WRITTEN REQUEST
Lines containing the word "here" should be extracted in full.

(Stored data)
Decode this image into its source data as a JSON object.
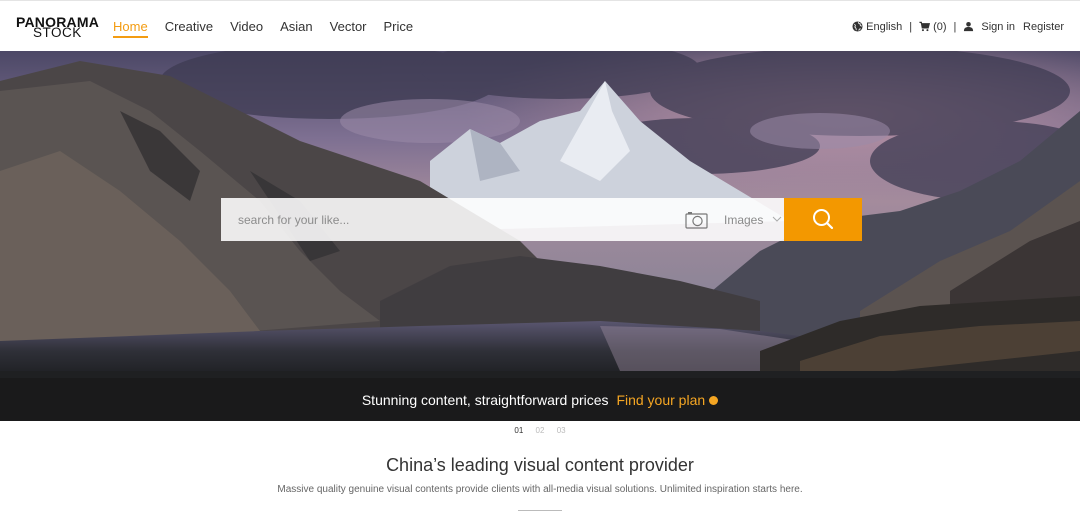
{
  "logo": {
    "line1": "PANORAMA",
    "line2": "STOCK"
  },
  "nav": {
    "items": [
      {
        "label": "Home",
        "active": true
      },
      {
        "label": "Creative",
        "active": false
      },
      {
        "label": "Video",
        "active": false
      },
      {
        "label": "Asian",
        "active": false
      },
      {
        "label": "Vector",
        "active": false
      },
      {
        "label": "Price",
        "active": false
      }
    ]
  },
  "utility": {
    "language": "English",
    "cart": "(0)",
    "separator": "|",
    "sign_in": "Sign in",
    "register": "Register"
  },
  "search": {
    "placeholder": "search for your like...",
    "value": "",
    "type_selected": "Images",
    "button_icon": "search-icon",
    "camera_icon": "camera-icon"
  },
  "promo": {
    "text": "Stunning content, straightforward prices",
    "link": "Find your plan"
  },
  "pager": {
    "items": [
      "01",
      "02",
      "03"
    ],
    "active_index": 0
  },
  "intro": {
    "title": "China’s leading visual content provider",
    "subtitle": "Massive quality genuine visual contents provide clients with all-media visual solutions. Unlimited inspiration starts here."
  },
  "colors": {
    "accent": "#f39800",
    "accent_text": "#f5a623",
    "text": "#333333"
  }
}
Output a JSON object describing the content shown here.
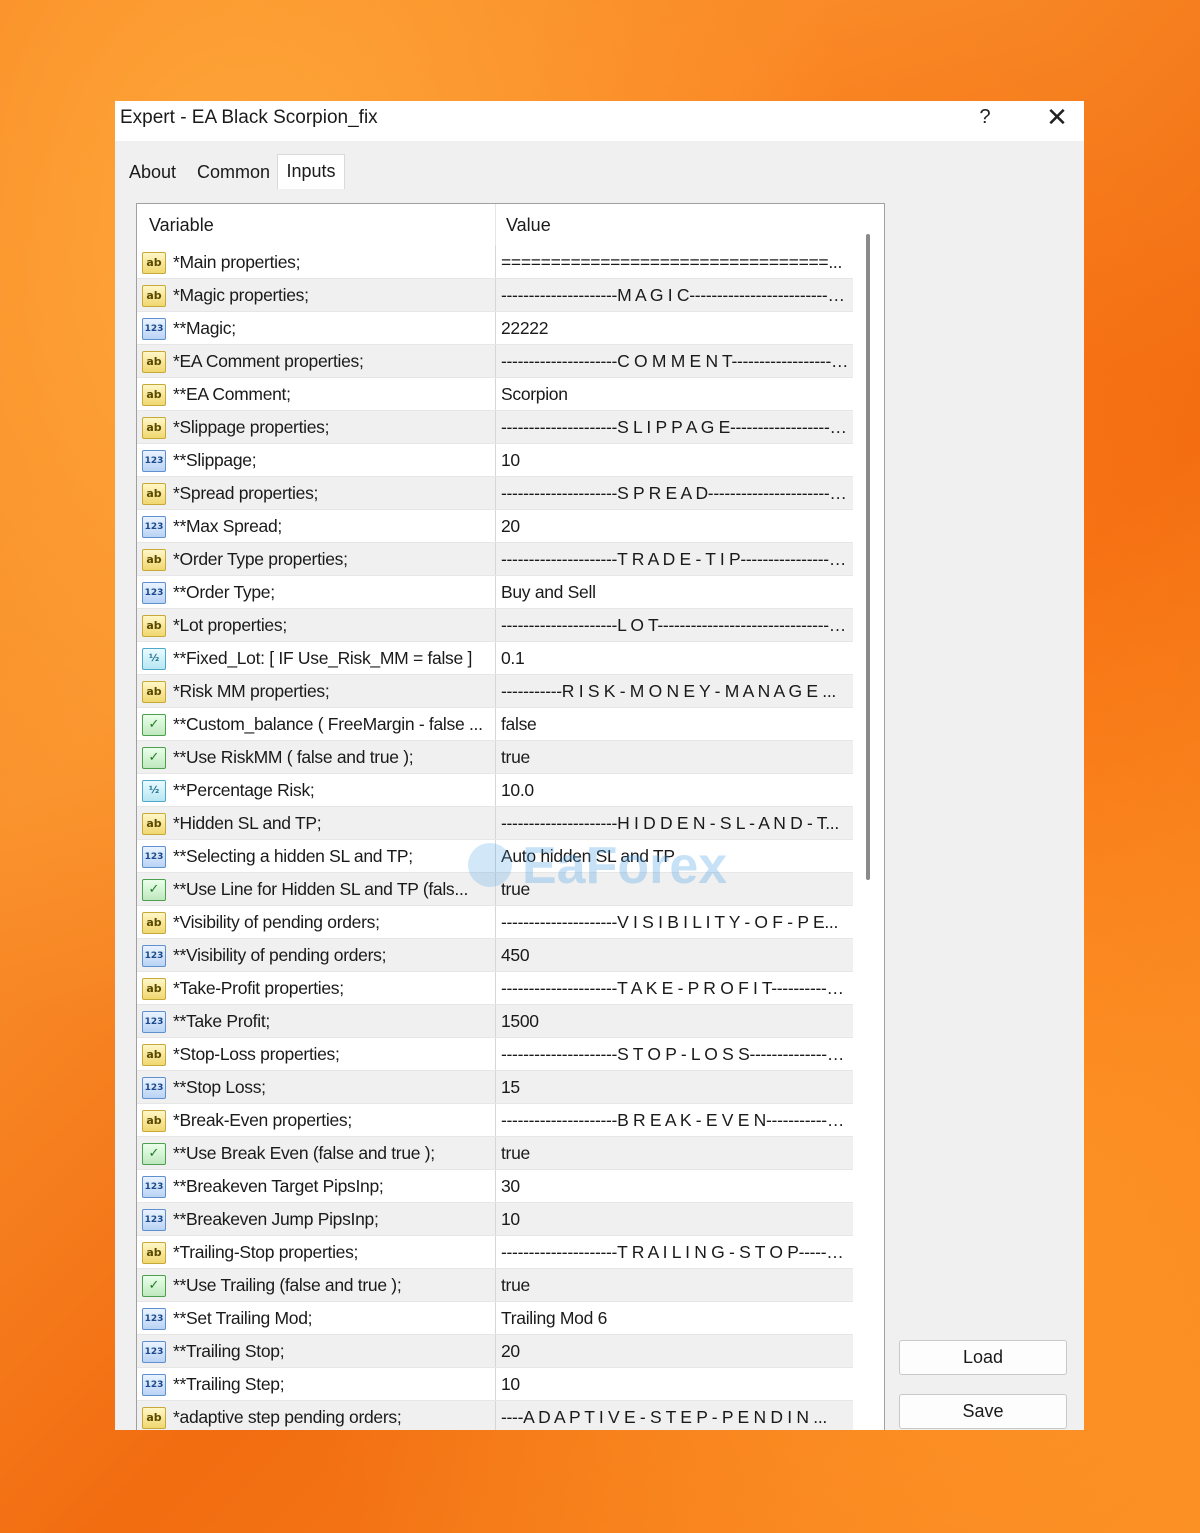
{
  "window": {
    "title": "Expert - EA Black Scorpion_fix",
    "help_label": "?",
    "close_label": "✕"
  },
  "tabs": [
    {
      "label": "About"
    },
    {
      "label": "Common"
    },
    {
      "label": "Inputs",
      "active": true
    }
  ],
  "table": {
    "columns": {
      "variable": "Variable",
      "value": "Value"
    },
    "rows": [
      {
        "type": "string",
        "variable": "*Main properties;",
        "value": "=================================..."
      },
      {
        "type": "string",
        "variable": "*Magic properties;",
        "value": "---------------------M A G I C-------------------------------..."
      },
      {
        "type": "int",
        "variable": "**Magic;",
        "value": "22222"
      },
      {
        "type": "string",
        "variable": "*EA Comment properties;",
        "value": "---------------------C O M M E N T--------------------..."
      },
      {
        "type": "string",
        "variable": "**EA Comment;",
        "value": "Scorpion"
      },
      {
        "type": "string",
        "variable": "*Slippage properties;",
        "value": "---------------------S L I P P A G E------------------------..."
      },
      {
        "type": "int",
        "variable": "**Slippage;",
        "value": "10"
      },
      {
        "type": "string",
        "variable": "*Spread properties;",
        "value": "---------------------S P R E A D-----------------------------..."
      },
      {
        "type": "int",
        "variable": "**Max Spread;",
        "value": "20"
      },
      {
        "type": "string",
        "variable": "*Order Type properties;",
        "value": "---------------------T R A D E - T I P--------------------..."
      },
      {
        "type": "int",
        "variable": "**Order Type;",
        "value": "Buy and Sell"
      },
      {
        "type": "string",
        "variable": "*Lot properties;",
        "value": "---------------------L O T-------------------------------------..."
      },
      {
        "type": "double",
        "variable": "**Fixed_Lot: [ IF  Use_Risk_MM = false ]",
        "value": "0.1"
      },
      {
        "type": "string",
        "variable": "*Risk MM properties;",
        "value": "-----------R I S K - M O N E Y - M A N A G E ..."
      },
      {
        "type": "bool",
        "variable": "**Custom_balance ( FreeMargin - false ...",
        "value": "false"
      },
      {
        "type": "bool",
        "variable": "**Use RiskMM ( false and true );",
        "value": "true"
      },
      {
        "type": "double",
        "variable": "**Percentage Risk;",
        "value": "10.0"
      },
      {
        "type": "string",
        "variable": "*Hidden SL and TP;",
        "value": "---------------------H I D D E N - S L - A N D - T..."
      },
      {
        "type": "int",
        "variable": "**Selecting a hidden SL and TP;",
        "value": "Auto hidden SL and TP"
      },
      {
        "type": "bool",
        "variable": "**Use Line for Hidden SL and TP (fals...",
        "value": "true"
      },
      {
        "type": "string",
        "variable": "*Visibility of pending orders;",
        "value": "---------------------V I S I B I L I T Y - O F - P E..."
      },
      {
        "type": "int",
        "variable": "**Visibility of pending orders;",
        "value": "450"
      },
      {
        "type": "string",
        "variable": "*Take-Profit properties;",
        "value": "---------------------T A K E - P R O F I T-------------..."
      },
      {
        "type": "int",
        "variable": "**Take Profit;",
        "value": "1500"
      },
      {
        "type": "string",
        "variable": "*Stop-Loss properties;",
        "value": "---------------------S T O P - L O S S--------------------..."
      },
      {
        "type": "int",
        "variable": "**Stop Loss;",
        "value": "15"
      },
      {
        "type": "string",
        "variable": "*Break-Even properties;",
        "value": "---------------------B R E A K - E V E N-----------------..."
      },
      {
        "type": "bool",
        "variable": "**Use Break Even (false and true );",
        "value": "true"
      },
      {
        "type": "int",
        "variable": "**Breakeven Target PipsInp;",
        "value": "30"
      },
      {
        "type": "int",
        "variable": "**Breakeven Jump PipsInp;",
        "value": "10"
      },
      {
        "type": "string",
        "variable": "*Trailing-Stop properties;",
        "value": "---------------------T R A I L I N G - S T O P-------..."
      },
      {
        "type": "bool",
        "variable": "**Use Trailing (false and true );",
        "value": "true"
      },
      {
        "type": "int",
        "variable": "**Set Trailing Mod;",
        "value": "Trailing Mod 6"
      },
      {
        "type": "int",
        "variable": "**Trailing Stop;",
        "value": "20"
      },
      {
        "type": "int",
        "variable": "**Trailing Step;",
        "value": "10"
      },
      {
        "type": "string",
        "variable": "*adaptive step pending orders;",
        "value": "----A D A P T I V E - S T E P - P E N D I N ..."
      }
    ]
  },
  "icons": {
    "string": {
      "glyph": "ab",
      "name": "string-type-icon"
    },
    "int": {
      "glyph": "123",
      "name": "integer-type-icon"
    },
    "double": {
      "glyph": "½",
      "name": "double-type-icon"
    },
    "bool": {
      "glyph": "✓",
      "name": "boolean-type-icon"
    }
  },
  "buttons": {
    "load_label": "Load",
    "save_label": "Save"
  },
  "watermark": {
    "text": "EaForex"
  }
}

--

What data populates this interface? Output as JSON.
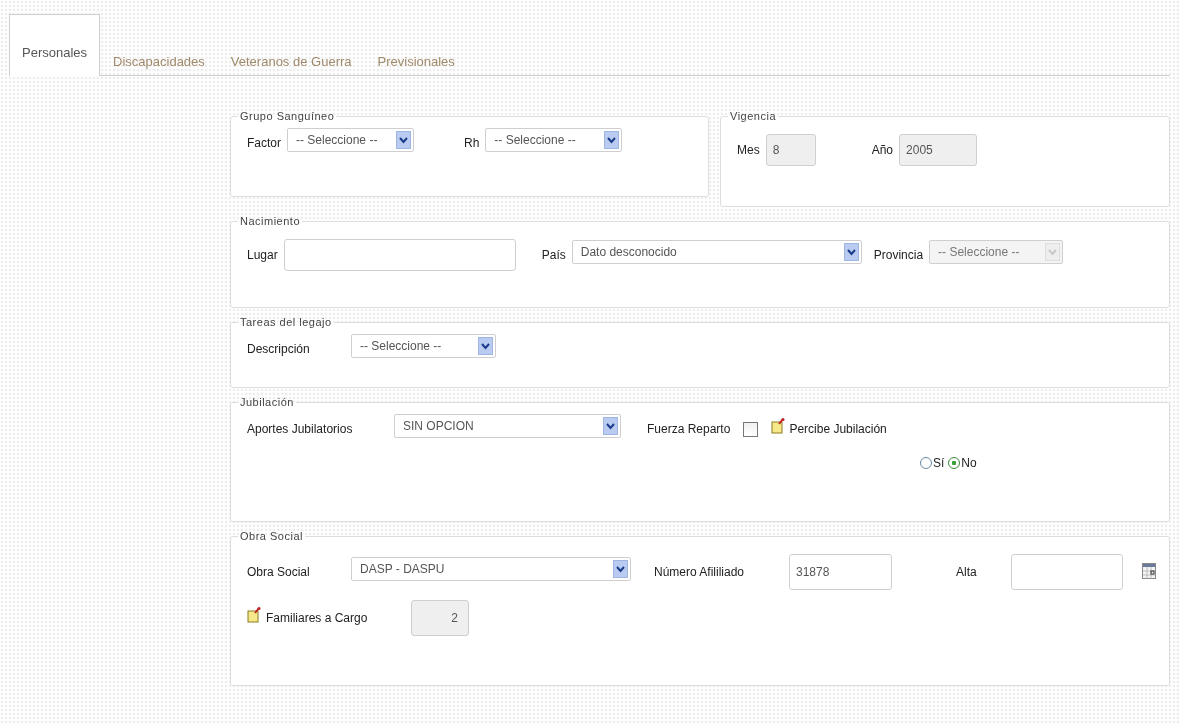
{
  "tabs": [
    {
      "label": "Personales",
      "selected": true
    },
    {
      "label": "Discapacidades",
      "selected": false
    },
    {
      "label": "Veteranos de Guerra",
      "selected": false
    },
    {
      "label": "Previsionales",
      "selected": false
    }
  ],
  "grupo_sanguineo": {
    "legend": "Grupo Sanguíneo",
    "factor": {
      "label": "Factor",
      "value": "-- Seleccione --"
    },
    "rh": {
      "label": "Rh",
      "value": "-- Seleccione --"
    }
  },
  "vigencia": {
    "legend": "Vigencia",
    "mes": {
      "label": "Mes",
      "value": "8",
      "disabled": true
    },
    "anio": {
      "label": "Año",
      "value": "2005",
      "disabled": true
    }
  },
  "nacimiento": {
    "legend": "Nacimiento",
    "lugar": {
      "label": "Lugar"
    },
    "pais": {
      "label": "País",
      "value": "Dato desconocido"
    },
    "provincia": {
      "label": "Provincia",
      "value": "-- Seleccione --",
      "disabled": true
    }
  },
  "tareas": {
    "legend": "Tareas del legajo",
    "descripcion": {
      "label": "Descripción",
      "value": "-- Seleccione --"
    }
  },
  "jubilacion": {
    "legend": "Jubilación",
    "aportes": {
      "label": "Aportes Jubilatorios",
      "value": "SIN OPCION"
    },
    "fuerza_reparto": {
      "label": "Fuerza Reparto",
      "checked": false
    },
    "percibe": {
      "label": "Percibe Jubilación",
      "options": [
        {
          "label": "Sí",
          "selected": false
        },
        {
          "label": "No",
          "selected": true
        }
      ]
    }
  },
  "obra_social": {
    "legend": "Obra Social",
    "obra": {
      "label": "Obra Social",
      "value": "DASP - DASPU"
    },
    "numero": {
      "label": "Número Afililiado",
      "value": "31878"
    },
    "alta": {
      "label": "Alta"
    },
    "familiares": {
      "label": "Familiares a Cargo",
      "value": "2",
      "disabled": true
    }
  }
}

WRITTEN ANSWER
    "subtitle": "Massive quality genuine visual contents provide clients with all-media visual solutions. Unlimited inspiration starts here."
Output a JSON object describing the content shown here.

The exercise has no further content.